## Stated exercise
Copy the lines verbatim, beginning at the line that contains "barcode-bar bbox=[188, 1183, 189, 1255]" and stopping after the line that contains "volume-editors bbox=[78, 130, 377, 147]", both included.

## Supplied material
........

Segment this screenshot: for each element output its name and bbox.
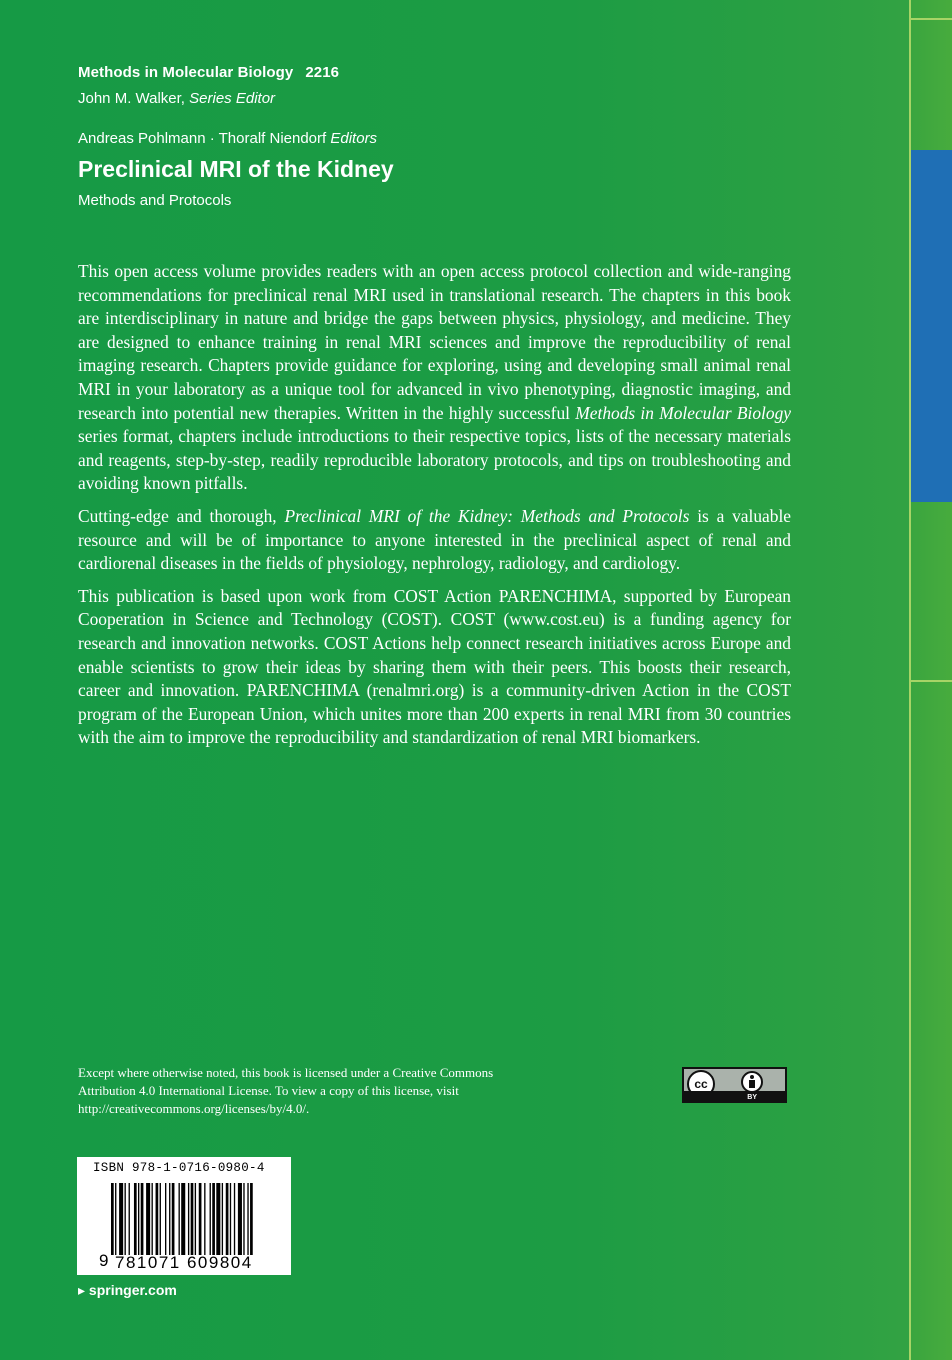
barcode-bar bbox=[188, 1183, 189, 1255]
barcode-bar bbox=[125, 1183, 126, 1255]
triangle-arrow-icon: ▸ bbox=[78, 1282, 86, 1298]
barcode-bar bbox=[152, 1183, 153, 1255]
barcode-bar bbox=[238, 1183, 242, 1255]
description-paragraph bbox=[78, 260, 791, 496]
volume-editors bbox=[78, 130, 377, 147]
strip-divider bbox=[911, 18, 952, 20]
barcode-bar bbox=[234, 1183, 235, 1255]
barcode-bar bbox=[172, 1183, 175, 1255]
barcode-bar bbox=[138, 1183, 139, 1255]
barcode-bar bbox=[195, 1183, 196, 1255]
barcode-bar bbox=[216, 1183, 220, 1255]
barcode-bar bbox=[141, 1183, 144, 1255]
editor-role: Editors bbox=[330, 130, 378, 147]
license-notice: Except where otherwise noted, this book is licensed under a Creative Commons Attribution 4.0 International License. To view a copy of this license, visit http://creativecommons.org/licenses/by/4.0/. bbox=[78, 1065, 494, 1116]
barcode-bar bbox=[191, 1183, 194, 1255]
barcode-bar bbox=[243, 1183, 244, 1255]
attribution-person-icon bbox=[741, 1071, 763, 1093]
editor-names: Andreas Pohlmann · Thoralf Niendorf bbox=[78, 130, 327, 147]
series-line bbox=[78, 64, 339, 81]
barcode-bar bbox=[199, 1183, 202, 1255]
barcode-bar bbox=[156, 1183, 159, 1255]
barcode-bar bbox=[146, 1183, 150, 1255]
barcode-bar bbox=[165, 1183, 166, 1255]
barcode-bar bbox=[250, 1183, 253, 1255]
series-name: Methods in Molecular Biology bbox=[78, 64, 294, 81]
barcode-bar bbox=[181, 1183, 185, 1255]
barcode-bar bbox=[222, 1183, 223, 1255]
strip-divider bbox=[911, 680, 952, 682]
isbn-text: ISBN 978-1-0716-0980-4 bbox=[93, 1161, 265, 1175]
barcode-bar bbox=[119, 1183, 123, 1255]
text-run: This open access volume provides readers with an open access protocol collection and wide-ranging recommendations for preclinical renal MRI used in translational research. The chapters in this book are interdisciplinary in nature and bridge the gaps between physics, physiology, and medicine. They are designed to enhance training in renal MRI sciences and improve the reproducibility of renal imaging research. Chapters provide guidance for exploring, using and developing small animal renal MRI in your laboratory as a unique tool for advanced in vivo phenotyping, diagnostic imaging, and research into potential new therapies. Written in the highly successful bbox=[78, 261, 791, 423]
badge-by-label: BY bbox=[747, 1094, 757, 1101]
book-description bbox=[78, 260, 791, 759]
series-editor bbox=[78, 90, 275, 107]
barcode-bar bbox=[160, 1183, 161, 1255]
barcode-bar bbox=[210, 1183, 211, 1255]
series-number: 2216 bbox=[305, 64, 340, 81]
barcode-bar bbox=[129, 1183, 130, 1255]
text-run: is a valuable resource and will be of importance to anyone interested in the preclinical aspect of renal and cardiorenal diseases in the fields of physiology, nephrology, radiology, and cardiology. bbox=[78, 505, 792, 574]
barcode-bar bbox=[247, 1183, 248, 1255]
barcode-bar bbox=[212, 1183, 215, 1255]
strip-blue-block bbox=[911, 150, 952, 502]
barcode-bar bbox=[226, 1183, 229, 1255]
publisher-link[interactable] bbox=[78, 1282, 177, 1299]
barcode-bar bbox=[169, 1183, 170, 1255]
barcode-bar bbox=[179, 1183, 180, 1255]
barcode-bar bbox=[134, 1183, 137, 1255]
barcode-bar bbox=[115, 1183, 116, 1255]
barcode-first-digit: 9 bbox=[99, 1251, 109, 1270]
barcode-digits: 781071 609804 bbox=[115, 1253, 253, 1272]
isbn-barcode bbox=[77, 1157, 291, 1275]
barcode-bars bbox=[111, 1183, 285, 1255]
badge-bar bbox=[684, 1091, 785, 1101]
description-paragraph bbox=[78, 505, 791, 576]
book-title-italic: Preclinical MRI of the Kidney: Methods and Protocols bbox=[284, 505, 690, 526]
barcode-bar bbox=[111, 1183, 114, 1255]
series-editor-role: Series Editor bbox=[189, 90, 276, 107]
series-title-italic: Methods in Molecular Biology bbox=[575, 402, 791, 423]
publisher-site: springer.com bbox=[88, 1282, 177, 1298]
book-subtitle: Methods and Protocols bbox=[78, 192, 232, 209]
barcode-bar bbox=[204, 1183, 205, 1255]
series-editor-name: John M. Walker, bbox=[78, 90, 185, 107]
book-title: Preclinical MRI of the Kidney bbox=[78, 156, 394, 182]
text-run: Cutting-edge and thorough, bbox=[78, 505, 277, 526]
cc-logo: cc bbox=[687, 1070, 715, 1098]
text-run: series format, chapters include introductions to their respective topics, lists of the necessary materials and reagents, step-by-step, readily reproducible laboratory protocols, and tips on troubleshooting and avoiding known pitfalls. bbox=[78, 426, 791, 494]
barcode-bar bbox=[230, 1183, 231, 1255]
creative-commons-by-icon[interactable] bbox=[682, 1067, 787, 1103]
description-paragraph: This publication is based upon work from COST Action PARENCHIMA, supported by European Cooperation in Science and Technology (COST). COST (www.cost.eu) is a funding agency for research and innovation networks. COST Actions help connect research initiatives across Europe and enable scientists to grow their ideas by sharing them with their peers. This boosts their research, career and innovation. PARENCHIMA (renalmri.org) is a community-driven Action in the COST program of the European Union, which unites more than 200 experts in renal MRI from 30 countries with the aim to improve the reproducibility and standardization of renal MRI biomarkers. bbox=[78, 585, 791, 748]
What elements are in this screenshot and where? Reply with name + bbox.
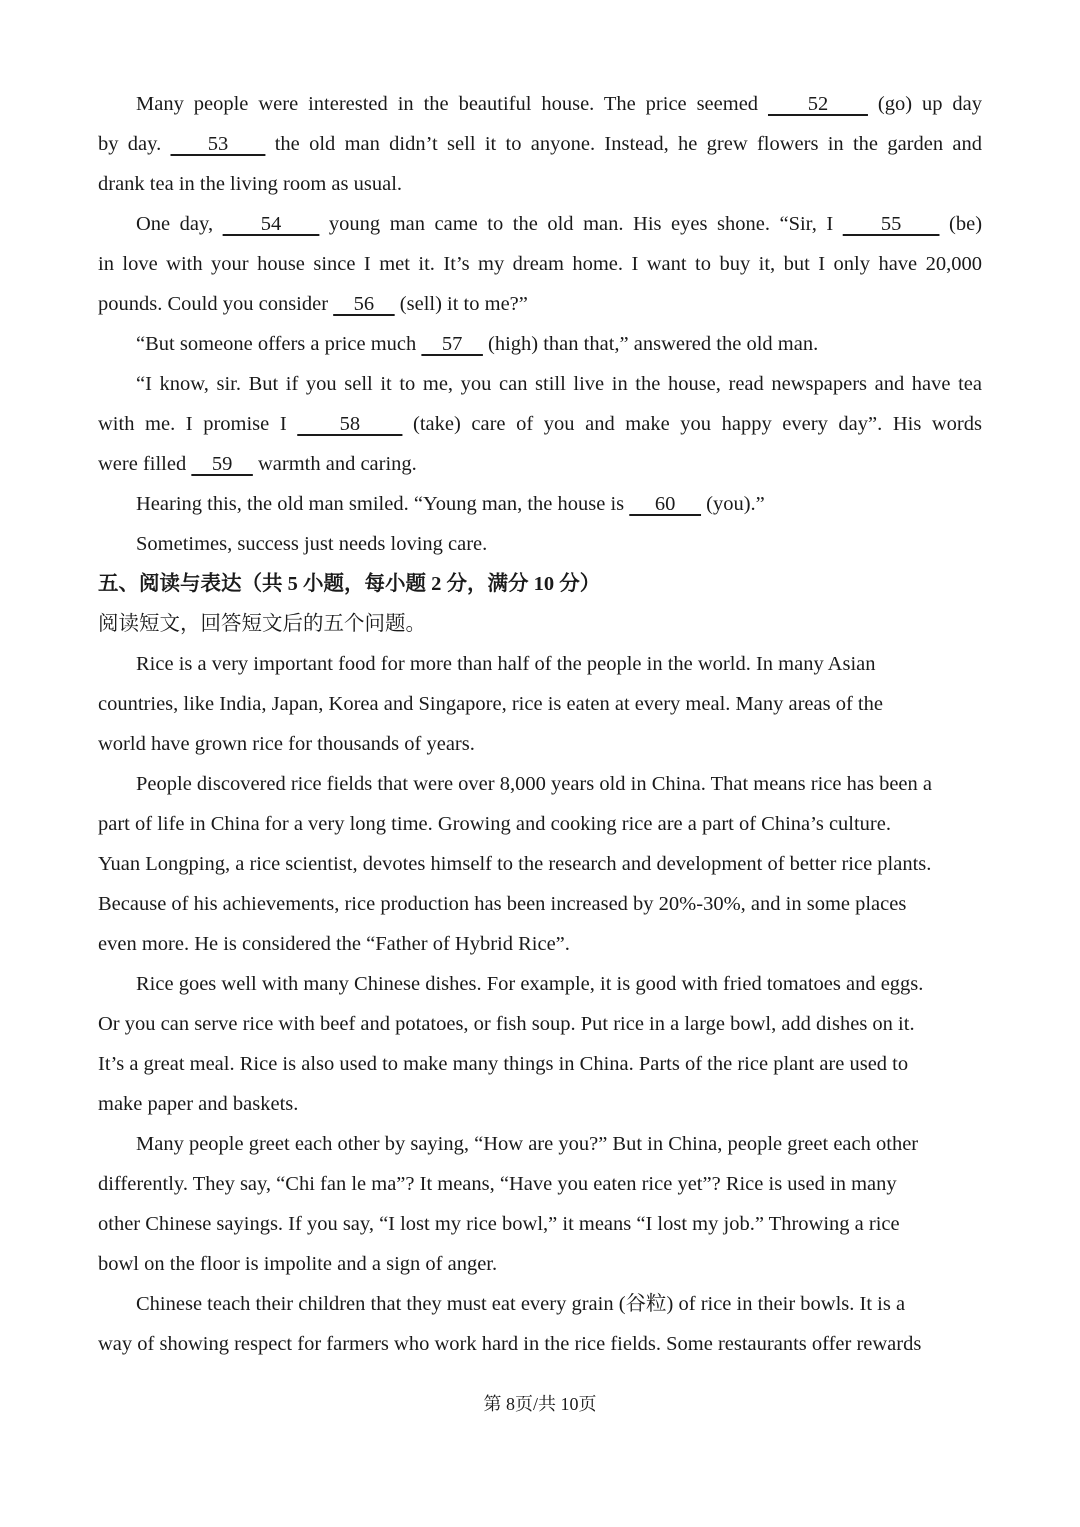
answer-blank-54[interactable]: 54 xyxy=(222,213,320,235)
passage-line: Many people greet each other by saying, “How are you?” But in China, people greet each other xyxy=(136,1133,919,1155)
passage-line: Or you can serve rice with beef and potatoes, or fish soup. Put rice in a large bowl, add dishes on it. xyxy=(98,1013,915,1035)
passage-line: way of showing respect for farmers who work hard in the rice fields. Some restaurants offer rewards xyxy=(98,1333,922,1355)
cloze-line: in love with your house since I met it. It’s my dream home. I want to buy it, but I only have 20,000 xyxy=(98,253,982,275)
cloze-line: “I know, sir. But if you sell it to me, you can still live in the house, read newspapers and have tea xyxy=(136,373,982,395)
answer-blank-55[interactable]: 55 xyxy=(842,213,940,235)
cloze-line: with me. I promise I 58 (take) care of you and make you happy every day”. His words xyxy=(98,413,982,435)
cloze-line: “But someone offers a price much 57 (high) than that,” answered the old man. xyxy=(136,333,819,355)
section-heading: 五、阅读与表达（共 5 小题，每小题 2 分，满分 10 分） xyxy=(98,573,601,595)
passage-line: even more. He is considered the “Father of Hybrid Rice”. xyxy=(98,933,570,955)
answer-blank-60[interactable]: 60 xyxy=(629,493,702,515)
cloze-line: by day. 53 the old man didn’t sell it to anyone. Instead, he grew flowers in the garden and xyxy=(98,133,982,155)
passage-line: world have grown rice for thousands of years. xyxy=(98,733,475,755)
answer-blank-58[interactable]: 58 xyxy=(297,413,403,435)
passage-line: Because of his achievements, rice production has been increased by 20%-30%, and in some places xyxy=(98,893,907,915)
cloze-line: Hearing this, the old man smiled. “Young man, the house is 60 (you).” xyxy=(136,493,765,515)
answer-blank-56[interactable]: 56 xyxy=(333,293,395,315)
page-number: 第 8页/共 10页 xyxy=(483,1394,597,1414)
cloze-line: pounds. Could you consider 56 (sell) it to me?” xyxy=(98,293,528,315)
passage-line: other Chinese sayings. If you say, “I lost my rice bowl,” it means “I lost my job.” Throwing a rice xyxy=(98,1213,900,1235)
cloze-line: Many people were interested in the beautiful house. The price seemed 52 (go) up day xyxy=(136,93,983,115)
cloze-line: were filled 59 warmth and caring. xyxy=(98,453,417,475)
cloze-line: One day, 54 young man came to the old man. His eyes shone. “Sir, I 55 (be) xyxy=(136,213,983,235)
passage-line: bowl on the floor is impolite and a sign of anger. xyxy=(98,1253,498,1275)
passage-line: Rice is a very important food for more than half of the people in the world. In many Asian xyxy=(136,653,876,675)
passage-line: It’s a great meal. Rice is also used to make many things in China. Parts of the rice plant are used to xyxy=(98,1053,909,1075)
answer-blank-52[interactable]: 52 xyxy=(767,93,868,115)
passage-line: differently. They say, “Chi fan le ma”? It means, “Have you eaten rice yet”? Rice is used in many xyxy=(98,1173,897,1195)
section-instruction: 阅读短文，回答短文后的五个问题。 xyxy=(98,613,426,635)
passage-line: countries, like India, Japan, Korea and Singapore, rice is eaten at every meal. Many areas of the xyxy=(98,693,883,715)
passage-line: part of life in China for a very long time. Growing and cooking rice are a part of China’s culture. xyxy=(98,813,891,835)
cloze-line: drank tea in the living room as usual. xyxy=(98,173,403,195)
passage-line: Chinese teach their children that they must eat every grain (谷粒) of rice in their bowls. It is a xyxy=(136,1293,906,1315)
passage-line: People discovered rice fields that were over 8,000 years old in China. That means rice has been a xyxy=(136,773,932,795)
passage-line: make paper and baskets. xyxy=(98,1093,299,1115)
answer-blank-57[interactable]: 57 xyxy=(421,333,483,355)
passage-line: Yuan Longping, a rice scientist, devotes himself to the research and development of better rice plants. xyxy=(98,853,932,875)
exam-page xyxy=(98,84,982,1364)
answer-blank-59[interactable]: 59 xyxy=(191,453,253,475)
passage-line: Rice goes well with many Chinese dishes. For example, it is good with fried tomatoes and eggs. xyxy=(136,973,924,995)
cloze-line: Sometimes, success just needs loving care. xyxy=(136,533,488,555)
answer-blank-53[interactable]: 53 xyxy=(170,133,266,155)
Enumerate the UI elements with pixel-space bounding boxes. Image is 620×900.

........

## Answer for the task
barcode-bar bbox=[188, 1183, 189, 1255]
barcode-bar bbox=[125, 1183, 126, 1255]
triangle-arrow-icon: ▸ bbox=[78, 1282, 86, 1298]
barcode-bar bbox=[152, 1183, 153, 1255]
barcode-bar bbox=[238, 1183, 242, 1255]
description-paragraph bbox=[78, 260, 791, 496]
volume-editors bbox=[78, 130, 377, 147]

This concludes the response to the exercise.